SET TASK - Output each line of the listing, from its first line through the line containing "Circle shape (915, 543, 1078, 728)", as a JSON list of strings with one string per line and no blank lines.

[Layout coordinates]
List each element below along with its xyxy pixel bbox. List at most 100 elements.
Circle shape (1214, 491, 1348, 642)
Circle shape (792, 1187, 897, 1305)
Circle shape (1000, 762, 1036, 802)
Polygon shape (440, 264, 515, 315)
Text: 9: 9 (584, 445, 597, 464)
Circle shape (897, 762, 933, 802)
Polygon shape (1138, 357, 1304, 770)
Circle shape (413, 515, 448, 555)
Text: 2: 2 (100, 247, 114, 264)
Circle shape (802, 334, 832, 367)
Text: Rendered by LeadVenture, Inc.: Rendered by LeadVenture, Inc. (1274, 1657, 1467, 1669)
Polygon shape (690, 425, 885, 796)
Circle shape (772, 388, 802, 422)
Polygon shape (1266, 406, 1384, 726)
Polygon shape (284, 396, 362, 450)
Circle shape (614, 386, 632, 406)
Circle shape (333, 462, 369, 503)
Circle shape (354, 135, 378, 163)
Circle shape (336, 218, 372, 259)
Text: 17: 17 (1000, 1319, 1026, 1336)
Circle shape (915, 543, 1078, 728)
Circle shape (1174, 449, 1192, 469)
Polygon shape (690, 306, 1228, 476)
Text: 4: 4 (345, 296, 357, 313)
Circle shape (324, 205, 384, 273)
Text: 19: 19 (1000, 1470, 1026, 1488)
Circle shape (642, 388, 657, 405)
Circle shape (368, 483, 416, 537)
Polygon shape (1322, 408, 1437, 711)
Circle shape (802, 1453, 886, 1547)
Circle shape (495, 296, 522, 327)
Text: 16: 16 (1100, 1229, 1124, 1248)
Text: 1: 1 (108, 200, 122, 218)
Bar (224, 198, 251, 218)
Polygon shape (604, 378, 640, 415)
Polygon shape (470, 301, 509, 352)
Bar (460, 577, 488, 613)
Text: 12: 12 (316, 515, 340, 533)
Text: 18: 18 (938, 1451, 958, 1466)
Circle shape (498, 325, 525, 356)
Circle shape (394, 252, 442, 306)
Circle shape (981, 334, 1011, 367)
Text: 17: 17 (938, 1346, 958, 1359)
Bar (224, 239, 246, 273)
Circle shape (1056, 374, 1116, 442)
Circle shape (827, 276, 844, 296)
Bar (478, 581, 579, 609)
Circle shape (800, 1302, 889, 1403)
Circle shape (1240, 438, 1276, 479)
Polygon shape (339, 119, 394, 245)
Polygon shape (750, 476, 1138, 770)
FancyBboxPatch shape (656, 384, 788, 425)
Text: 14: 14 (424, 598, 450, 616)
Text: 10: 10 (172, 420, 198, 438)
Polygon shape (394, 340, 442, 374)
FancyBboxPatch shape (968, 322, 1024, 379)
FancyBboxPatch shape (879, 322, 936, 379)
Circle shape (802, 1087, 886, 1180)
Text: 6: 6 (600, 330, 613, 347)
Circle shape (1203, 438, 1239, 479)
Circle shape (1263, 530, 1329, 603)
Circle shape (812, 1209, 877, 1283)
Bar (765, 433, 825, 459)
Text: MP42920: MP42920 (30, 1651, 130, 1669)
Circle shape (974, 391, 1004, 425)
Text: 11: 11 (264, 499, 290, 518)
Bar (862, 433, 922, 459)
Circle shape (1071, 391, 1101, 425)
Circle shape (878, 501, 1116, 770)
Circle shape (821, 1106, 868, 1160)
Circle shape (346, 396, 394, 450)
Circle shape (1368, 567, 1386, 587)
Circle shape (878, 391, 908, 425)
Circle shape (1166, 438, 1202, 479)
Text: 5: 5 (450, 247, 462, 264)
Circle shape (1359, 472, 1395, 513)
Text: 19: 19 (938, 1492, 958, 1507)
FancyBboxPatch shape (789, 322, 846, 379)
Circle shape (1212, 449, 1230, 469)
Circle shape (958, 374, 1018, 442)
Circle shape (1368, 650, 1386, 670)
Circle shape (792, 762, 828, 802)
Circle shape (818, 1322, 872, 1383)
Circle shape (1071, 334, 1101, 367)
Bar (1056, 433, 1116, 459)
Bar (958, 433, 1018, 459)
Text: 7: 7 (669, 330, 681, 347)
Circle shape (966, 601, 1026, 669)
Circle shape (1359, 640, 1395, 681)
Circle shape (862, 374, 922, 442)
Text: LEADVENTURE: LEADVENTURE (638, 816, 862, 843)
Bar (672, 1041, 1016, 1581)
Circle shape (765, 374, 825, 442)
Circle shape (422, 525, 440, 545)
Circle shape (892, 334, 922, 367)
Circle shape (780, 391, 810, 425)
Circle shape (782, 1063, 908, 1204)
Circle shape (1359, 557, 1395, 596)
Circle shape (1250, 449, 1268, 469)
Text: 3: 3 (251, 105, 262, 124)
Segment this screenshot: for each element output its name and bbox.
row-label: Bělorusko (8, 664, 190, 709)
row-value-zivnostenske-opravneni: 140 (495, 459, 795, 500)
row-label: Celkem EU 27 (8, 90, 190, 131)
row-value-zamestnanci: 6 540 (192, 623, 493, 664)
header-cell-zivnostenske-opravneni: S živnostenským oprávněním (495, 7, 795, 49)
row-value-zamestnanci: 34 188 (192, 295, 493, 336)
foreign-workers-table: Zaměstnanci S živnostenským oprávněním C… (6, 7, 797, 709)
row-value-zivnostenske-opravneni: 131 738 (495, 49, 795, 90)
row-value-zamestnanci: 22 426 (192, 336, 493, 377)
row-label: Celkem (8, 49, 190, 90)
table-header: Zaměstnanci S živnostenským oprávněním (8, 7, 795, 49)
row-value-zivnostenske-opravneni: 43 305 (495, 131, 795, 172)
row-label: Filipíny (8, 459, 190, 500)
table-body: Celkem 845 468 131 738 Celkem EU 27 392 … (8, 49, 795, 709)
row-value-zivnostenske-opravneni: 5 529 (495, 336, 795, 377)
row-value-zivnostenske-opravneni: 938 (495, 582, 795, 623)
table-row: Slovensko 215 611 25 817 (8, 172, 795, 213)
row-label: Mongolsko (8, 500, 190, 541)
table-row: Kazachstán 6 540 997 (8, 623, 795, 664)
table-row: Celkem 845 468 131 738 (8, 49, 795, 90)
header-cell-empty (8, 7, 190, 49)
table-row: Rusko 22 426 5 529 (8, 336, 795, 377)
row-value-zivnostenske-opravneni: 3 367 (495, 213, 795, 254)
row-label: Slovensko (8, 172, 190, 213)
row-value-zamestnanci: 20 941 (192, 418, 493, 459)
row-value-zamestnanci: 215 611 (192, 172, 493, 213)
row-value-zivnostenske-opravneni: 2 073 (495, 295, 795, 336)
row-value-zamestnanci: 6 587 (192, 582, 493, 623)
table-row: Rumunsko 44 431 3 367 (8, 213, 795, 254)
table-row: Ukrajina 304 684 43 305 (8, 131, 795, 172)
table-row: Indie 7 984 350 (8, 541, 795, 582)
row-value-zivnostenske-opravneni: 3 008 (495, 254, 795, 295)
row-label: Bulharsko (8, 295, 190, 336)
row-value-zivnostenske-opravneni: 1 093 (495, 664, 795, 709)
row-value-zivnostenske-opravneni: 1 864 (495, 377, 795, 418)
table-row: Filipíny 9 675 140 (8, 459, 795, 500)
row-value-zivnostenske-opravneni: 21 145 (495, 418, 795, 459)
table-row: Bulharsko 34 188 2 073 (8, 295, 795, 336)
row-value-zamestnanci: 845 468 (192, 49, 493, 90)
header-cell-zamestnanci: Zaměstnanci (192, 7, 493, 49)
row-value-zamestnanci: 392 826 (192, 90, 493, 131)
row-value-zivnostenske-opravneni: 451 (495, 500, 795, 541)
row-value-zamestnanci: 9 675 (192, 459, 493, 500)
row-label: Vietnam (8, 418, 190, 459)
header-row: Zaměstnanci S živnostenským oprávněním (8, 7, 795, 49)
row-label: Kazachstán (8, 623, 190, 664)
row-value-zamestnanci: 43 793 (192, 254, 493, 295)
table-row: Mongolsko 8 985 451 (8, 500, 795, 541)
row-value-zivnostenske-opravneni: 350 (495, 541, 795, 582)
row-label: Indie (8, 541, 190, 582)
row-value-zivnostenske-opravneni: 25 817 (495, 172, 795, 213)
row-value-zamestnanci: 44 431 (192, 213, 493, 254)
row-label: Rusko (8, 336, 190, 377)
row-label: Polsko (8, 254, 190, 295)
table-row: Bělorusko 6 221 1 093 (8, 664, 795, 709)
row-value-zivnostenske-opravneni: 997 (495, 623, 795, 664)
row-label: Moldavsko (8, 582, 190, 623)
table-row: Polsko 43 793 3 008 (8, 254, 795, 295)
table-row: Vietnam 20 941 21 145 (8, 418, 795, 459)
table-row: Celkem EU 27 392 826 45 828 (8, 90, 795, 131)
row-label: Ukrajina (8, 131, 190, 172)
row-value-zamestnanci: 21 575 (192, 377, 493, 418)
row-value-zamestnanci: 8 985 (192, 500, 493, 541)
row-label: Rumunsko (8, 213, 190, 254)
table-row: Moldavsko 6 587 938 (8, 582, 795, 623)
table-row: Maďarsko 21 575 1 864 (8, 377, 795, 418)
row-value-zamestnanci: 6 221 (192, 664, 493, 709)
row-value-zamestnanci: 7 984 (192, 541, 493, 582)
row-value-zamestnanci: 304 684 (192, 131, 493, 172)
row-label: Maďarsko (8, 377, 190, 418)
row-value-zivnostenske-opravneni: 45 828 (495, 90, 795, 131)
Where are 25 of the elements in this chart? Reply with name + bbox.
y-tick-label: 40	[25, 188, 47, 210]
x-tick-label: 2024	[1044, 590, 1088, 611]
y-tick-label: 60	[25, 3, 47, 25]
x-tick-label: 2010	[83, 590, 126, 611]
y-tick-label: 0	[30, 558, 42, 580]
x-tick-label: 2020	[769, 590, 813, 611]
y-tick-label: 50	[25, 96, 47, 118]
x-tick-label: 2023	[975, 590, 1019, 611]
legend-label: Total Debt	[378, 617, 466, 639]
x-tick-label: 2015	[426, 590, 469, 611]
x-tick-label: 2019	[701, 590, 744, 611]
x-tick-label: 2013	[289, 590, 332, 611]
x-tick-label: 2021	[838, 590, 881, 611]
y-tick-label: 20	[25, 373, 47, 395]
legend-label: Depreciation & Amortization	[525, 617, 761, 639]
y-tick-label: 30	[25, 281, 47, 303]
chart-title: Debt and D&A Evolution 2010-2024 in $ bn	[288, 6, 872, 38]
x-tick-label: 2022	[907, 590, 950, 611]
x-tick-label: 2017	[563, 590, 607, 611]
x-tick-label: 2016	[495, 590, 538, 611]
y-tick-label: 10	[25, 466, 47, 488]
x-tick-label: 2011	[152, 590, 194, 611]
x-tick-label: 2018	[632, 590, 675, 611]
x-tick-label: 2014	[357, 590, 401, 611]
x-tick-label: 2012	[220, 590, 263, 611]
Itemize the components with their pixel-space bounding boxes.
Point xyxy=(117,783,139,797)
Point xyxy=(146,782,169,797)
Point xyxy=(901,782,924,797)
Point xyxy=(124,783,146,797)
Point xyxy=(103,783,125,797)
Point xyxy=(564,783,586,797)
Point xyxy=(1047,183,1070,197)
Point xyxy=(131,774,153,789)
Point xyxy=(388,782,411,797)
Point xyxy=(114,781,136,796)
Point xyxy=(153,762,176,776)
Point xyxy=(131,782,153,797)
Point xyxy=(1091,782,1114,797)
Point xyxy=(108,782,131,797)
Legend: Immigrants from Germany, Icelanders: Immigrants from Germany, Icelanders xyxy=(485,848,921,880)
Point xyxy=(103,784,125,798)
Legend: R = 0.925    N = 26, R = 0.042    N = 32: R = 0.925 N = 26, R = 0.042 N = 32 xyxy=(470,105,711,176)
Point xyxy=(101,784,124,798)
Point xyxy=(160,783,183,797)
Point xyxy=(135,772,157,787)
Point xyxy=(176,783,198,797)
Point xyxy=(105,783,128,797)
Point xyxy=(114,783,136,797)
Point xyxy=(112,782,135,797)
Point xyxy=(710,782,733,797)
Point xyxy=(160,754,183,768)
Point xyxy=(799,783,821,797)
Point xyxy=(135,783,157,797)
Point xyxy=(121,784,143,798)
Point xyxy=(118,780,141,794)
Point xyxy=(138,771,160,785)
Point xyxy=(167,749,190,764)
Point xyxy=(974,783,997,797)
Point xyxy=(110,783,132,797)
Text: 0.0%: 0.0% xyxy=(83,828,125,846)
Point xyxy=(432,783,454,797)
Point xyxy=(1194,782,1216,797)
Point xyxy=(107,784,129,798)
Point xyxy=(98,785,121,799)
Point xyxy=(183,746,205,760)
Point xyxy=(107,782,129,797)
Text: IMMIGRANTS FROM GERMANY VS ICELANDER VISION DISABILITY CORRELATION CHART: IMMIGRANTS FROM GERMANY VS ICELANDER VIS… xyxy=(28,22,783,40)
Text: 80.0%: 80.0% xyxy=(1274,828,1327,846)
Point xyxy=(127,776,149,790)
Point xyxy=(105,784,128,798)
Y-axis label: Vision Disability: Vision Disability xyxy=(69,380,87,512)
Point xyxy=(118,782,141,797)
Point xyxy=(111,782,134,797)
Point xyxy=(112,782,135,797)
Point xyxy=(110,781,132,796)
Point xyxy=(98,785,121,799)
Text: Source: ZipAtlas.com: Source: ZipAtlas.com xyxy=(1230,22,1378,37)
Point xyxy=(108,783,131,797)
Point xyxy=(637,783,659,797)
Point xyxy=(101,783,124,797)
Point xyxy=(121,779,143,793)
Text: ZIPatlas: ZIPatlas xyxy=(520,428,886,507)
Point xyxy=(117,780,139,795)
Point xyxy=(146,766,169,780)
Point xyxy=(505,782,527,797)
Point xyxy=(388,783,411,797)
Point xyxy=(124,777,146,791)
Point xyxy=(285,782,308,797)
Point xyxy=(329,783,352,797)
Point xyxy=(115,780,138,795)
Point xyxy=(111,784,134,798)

TASK OUTPUT -
[
  "List each element below along with its xyxy pixel bbox. List at most 100 elements.",
  "Circle shape (1214, 491, 1348, 642)",
  "Circle shape (792, 1187, 897, 1305)",
  "Circle shape (1000, 762, 1036, 802)",
  "Polygon shape (440, 264, 515, 315)",
  "Text: 9: 9 (584, 445, 597, 464)",
  "Circle shape (897, 762, 933, 802)",
  "Polygon shape (1138, 357, 1304, 770)",
  "Circle shape (413, 515, 448, 555)",
  "Text: 2: 2 (100, 247, 114, 264)",
  "Circle shape (802, 334, 832, 367)",
  "Text: Rendered by LeadVenture, Inc.: Rendered by LeadVenture, Inc. (1274, 1657, 1467, 1669)",
  "Polygon shape (690, 425, 885, 796)",
  "Circle shape (772, 388, 802, 422)",
  "Polygon shape (1266, 406, 1384, 726)",
  "Polygon shape (284, 396, 362, 450)",
  "Circle shape (614, 386, 632, 406)",
  "Circle shape (333, 462, 369, 503)",
  "Circle shape (354, 135, 378, 163)",
  "Circle shape (336, 218, 372, 259)",
  "Text: 17: 17 (1000, 1319, 1026, 1336)",
  "Circle shape (915, 543, 1078, 728)"
]